### DATA FOR PROCESSING
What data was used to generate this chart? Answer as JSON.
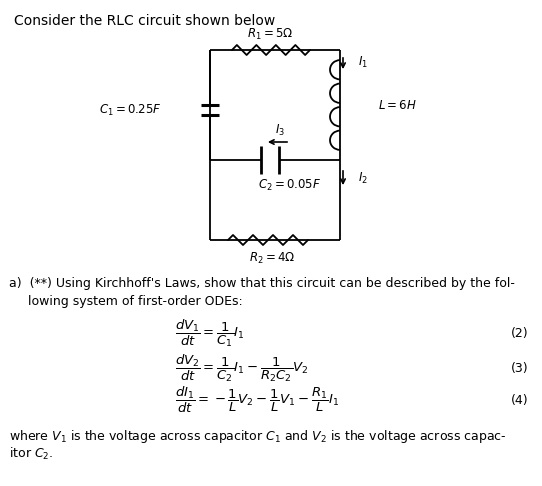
{
  "bg_color": "#ffffff",
  "title_text": "Consider the RLC circuit shown below",
  "fig_width": 5.42,
  "fig_height": 4.86,
  "dpi": 100,
  "font_color": "#000000"
}
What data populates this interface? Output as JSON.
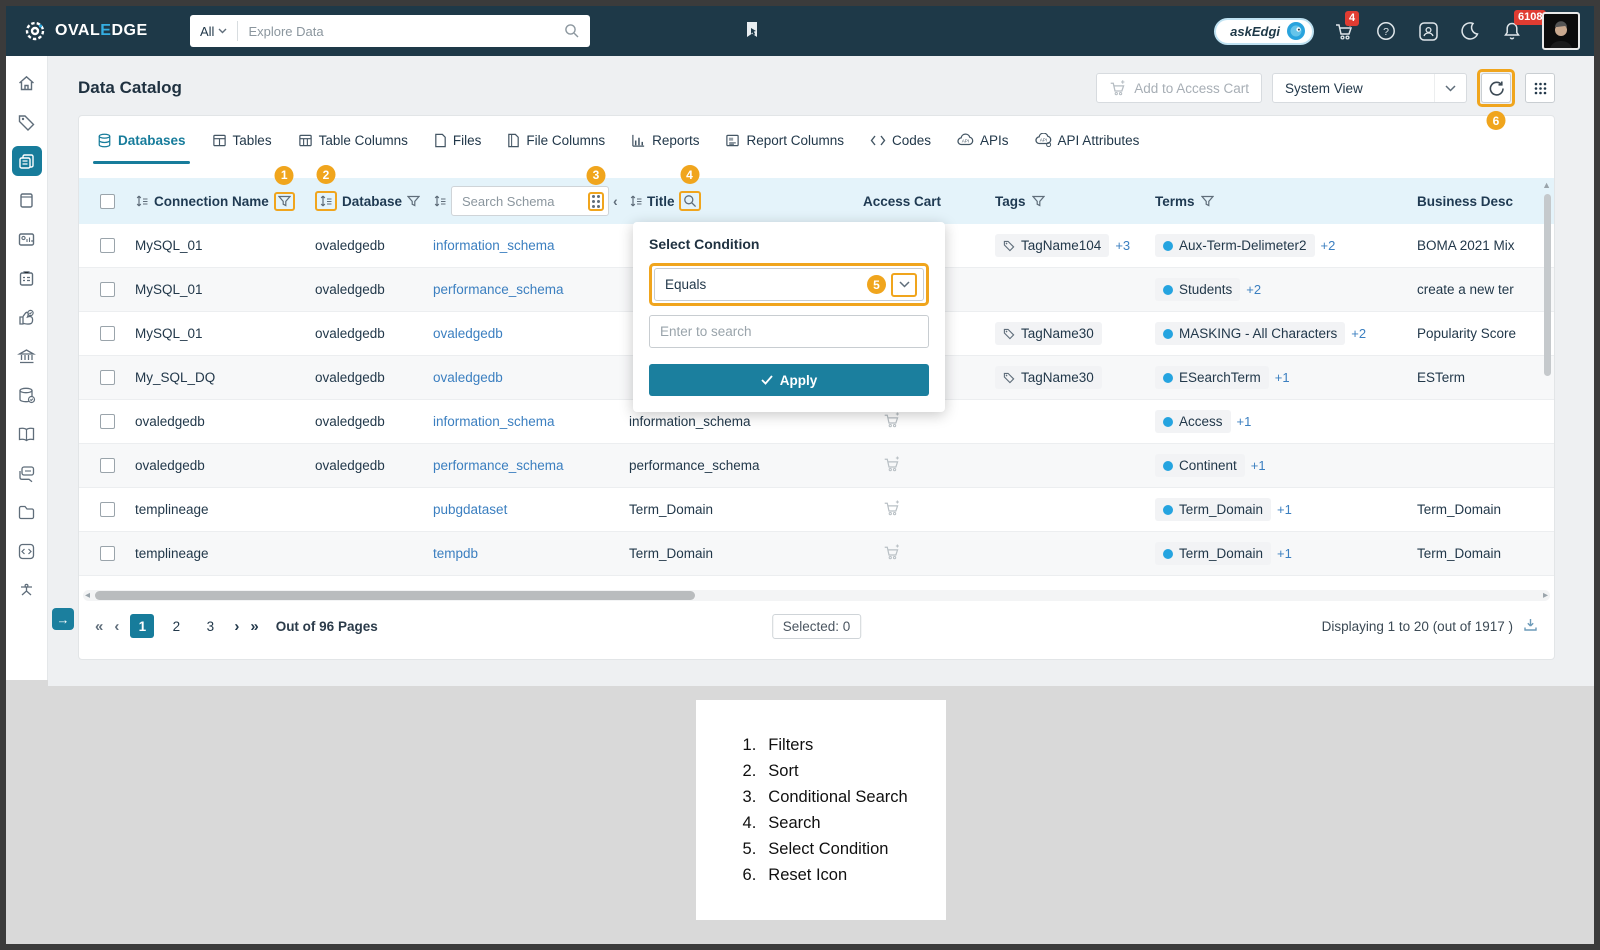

### REQUEST
Print out the material word for word, omitting the pictures.

### RESPONSE TO THIS TASK
What data was used to generate this chart? Answer as JSON.
{
  "bg_color": "#ffffff",
  "title_text": "Consider the RLC circuit shown below",
  "fig_width": 5.42,
  "fig_height": 4.86,
  "dpi": 100,
  "font_color": "#000000"
}
What data populates this interface? Output as JSON.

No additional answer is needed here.